- INSTRUCTION
Out of the lines below, please list those that hold the string "color".

- RECORDED DATA
· · ·
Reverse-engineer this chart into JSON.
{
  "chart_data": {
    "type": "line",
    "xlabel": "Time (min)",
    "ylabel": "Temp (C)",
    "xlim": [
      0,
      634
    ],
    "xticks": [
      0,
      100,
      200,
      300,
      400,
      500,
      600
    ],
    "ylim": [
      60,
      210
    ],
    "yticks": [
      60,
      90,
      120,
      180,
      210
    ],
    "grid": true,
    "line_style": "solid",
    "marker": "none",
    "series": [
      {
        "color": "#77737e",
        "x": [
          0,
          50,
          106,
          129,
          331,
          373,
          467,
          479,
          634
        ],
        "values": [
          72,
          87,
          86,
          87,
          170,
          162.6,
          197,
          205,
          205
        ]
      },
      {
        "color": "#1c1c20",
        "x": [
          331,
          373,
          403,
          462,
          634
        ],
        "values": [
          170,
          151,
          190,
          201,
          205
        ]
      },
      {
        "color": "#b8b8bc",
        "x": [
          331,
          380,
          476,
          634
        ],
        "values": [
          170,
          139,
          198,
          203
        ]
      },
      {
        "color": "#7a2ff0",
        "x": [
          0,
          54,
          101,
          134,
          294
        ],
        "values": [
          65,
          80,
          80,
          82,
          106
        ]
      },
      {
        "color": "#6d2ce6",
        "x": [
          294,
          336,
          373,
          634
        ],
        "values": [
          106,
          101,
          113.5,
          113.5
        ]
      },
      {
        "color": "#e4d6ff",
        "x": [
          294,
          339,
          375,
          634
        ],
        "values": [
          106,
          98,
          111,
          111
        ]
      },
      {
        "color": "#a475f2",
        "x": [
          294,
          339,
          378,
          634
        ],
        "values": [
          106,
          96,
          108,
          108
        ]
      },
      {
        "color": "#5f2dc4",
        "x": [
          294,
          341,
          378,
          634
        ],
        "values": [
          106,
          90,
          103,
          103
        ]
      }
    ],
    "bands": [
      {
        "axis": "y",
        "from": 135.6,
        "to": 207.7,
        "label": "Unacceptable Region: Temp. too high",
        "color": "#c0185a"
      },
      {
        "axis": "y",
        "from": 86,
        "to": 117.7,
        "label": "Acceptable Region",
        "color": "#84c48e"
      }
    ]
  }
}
· · ·
- RESPONSE BELOW
        "color": "#77737e",
        "color": "#1c1c20",
        "color": "#b8b8bc",
        "color": "#7a2ff0",
        "color": "#6d2ce6",
        "color": "#e4d6ff",
        "color": "#a475f2",
        "color": "#5f2dc4",
        "color": "#c0185a"
        "color": "#84c48e"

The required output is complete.